> Excerpted data
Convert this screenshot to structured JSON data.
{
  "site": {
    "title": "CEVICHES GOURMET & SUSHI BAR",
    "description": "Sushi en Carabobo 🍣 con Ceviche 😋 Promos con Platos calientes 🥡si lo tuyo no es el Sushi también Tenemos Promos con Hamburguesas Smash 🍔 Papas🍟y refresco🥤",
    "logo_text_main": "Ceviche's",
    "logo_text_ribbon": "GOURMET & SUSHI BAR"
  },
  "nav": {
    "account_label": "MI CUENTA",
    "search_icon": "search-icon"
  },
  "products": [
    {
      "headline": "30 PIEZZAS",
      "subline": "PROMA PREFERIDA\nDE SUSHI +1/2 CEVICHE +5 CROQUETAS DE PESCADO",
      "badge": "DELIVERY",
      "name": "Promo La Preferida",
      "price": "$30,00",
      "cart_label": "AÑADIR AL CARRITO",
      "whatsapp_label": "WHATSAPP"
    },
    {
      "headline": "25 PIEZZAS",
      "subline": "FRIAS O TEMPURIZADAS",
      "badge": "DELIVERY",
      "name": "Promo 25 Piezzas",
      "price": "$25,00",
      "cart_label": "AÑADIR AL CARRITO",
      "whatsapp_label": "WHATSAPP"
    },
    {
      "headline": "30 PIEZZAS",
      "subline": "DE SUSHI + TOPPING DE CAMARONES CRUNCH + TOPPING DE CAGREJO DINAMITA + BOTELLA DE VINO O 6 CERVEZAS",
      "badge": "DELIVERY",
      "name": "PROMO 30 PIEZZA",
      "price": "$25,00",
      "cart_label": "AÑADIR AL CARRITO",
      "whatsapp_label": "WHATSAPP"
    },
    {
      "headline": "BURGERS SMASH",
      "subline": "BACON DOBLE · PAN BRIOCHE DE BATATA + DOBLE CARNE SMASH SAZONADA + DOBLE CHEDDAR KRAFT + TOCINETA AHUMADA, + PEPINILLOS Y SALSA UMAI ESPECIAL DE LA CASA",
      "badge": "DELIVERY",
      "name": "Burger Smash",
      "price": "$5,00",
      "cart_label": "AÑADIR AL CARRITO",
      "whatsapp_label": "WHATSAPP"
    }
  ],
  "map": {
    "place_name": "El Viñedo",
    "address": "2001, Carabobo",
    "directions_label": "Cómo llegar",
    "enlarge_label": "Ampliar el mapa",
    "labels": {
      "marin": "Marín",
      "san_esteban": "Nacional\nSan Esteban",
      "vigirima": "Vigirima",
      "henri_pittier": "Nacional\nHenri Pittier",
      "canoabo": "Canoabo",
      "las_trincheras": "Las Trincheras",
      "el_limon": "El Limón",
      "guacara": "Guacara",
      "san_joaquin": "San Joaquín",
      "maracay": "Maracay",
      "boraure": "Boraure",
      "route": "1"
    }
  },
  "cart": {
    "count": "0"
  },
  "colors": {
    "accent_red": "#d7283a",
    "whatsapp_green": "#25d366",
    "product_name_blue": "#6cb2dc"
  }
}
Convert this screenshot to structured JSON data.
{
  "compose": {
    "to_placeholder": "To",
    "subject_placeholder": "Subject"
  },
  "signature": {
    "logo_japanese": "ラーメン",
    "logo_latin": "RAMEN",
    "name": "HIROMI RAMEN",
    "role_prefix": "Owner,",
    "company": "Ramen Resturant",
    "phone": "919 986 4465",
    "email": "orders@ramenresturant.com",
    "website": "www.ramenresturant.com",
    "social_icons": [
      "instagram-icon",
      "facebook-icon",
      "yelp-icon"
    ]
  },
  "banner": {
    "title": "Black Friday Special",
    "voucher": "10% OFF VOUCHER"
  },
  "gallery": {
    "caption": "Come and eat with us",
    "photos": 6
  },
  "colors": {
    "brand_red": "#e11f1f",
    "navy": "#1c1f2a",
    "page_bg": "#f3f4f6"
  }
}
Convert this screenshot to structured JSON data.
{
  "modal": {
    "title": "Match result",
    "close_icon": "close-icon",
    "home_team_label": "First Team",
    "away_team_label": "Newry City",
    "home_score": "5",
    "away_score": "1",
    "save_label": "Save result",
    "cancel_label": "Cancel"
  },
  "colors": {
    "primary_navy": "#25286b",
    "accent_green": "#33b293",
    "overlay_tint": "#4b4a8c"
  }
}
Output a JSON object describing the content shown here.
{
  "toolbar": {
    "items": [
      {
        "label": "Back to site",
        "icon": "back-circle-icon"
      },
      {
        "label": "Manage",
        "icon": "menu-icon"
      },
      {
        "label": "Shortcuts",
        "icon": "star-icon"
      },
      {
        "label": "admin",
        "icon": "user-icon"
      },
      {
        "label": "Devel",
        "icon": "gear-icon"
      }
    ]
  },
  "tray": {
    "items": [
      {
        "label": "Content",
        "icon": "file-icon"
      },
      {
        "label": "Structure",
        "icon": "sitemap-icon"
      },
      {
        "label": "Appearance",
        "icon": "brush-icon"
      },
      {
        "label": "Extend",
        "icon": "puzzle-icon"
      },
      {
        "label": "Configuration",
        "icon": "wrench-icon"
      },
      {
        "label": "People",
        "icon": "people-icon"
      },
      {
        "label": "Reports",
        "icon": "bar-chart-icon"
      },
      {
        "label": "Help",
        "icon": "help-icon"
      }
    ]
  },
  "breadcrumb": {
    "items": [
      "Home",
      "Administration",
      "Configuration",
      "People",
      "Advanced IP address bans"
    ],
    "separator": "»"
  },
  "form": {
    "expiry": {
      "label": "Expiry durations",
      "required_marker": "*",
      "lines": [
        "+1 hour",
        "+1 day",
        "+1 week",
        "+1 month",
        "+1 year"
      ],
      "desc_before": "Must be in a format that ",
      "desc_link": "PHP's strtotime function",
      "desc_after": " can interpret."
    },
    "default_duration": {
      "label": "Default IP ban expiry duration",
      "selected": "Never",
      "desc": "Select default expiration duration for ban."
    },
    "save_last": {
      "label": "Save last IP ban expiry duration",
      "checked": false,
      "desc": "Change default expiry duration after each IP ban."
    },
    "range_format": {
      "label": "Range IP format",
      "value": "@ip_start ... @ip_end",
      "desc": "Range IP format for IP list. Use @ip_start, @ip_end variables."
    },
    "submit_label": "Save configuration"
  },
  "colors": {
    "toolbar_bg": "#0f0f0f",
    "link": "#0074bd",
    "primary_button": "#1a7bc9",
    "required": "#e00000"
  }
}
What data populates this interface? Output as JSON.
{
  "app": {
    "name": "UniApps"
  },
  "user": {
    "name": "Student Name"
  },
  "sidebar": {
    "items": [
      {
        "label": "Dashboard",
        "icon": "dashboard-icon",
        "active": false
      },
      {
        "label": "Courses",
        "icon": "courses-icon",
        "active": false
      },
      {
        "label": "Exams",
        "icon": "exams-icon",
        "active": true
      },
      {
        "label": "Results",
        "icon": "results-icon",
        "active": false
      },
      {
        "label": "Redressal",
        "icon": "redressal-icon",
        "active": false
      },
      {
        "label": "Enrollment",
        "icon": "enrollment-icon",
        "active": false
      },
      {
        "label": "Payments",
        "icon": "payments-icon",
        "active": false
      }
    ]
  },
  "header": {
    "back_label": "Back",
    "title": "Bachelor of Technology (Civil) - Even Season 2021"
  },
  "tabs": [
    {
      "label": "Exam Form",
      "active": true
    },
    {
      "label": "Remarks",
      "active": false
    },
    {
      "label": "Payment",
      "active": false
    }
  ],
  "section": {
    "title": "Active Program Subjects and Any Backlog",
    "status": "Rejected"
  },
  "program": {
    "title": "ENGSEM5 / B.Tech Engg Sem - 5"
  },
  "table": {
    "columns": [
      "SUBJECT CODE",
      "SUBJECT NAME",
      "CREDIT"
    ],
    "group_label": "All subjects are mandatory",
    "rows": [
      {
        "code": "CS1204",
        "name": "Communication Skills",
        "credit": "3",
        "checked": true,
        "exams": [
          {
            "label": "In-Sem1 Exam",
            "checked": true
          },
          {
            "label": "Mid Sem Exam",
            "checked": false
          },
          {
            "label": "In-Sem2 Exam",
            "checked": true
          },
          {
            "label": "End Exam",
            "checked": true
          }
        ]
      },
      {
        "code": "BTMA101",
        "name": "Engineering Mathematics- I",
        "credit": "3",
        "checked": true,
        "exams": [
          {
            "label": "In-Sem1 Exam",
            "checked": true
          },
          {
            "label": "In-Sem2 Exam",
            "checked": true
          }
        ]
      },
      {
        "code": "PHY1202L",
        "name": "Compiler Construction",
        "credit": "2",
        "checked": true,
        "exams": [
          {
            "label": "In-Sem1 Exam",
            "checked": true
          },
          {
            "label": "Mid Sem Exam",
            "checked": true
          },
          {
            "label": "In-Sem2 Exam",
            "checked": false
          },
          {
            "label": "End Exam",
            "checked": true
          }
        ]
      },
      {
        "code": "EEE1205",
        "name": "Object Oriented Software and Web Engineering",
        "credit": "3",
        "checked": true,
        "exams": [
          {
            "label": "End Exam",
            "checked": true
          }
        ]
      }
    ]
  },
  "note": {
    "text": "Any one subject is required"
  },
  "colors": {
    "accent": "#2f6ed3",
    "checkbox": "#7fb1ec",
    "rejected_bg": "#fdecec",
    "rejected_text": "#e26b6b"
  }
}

> Problem to solve
Only lines holding the string "subline" are wanted; gather each one from the entries above.

> Response to this exercise
      "subline": "PROMA PREFERIDA\nDE SUSHI +1/2 CEVICHE +5 CROQUETAS DE PESCADO",
      "subline": "FRIAS O TEMPURIZADAS",
      "subline": "DE SUSHI + TOPPING DE CAMARONES CRUNCH + TOPPING DE CAGREJO DINAMITA + BOTELLA DE VINO O 6 CERVEZAS",
      "subline": "BACON DOBLE · PAN BRIOCHE DE BATATA + DOBLE CARNE SMASH SAZONADA + DOBLE CHEDDAR KRAFT + TOCINETA AHUMADA, + PEPINILLOS Y SALSA UMAI ESPECIAL DE LA CASA",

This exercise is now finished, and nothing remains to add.